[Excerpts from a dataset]

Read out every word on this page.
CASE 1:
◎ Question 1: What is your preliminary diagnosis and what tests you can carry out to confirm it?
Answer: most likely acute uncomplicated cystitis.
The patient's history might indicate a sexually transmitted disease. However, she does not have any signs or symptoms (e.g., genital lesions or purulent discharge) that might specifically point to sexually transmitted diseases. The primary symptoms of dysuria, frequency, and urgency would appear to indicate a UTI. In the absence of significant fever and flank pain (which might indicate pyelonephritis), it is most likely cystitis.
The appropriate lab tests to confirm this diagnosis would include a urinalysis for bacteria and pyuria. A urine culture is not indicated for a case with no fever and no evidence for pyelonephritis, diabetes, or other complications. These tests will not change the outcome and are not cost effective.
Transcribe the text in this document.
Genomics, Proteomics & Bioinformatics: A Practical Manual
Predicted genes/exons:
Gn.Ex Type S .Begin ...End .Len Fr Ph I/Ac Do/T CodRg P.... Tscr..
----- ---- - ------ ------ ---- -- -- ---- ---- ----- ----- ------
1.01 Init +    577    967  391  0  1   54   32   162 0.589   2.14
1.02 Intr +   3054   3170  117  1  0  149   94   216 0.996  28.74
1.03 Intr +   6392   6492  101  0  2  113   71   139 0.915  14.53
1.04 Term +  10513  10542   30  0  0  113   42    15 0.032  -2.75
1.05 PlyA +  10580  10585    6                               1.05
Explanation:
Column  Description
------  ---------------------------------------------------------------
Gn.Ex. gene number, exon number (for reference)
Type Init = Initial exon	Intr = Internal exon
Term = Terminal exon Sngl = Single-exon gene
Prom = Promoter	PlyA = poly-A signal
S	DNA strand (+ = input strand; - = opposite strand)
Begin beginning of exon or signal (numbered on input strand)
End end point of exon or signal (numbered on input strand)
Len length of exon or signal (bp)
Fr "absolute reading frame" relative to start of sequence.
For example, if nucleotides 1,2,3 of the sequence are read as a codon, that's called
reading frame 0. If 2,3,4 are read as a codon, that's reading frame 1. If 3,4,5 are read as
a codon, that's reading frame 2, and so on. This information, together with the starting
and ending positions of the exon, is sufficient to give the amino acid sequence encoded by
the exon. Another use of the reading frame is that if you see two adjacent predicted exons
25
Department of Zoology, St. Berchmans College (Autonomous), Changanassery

- TASK OBJECTIVE -
Show every line in the records above that contains the word "with".

- RESPONSE -
The appropriate lab tests to confirm this diagnosis would include a urinalysis for bacteria and pyuria. A urine culture is not indicated for a case with no fever and no evidence for pyelonephritis, diabetes, or other complications. These tests will not change the outcome and are not cost effective.
a codon, that's reading frame 2, and so on. This information, together with the starting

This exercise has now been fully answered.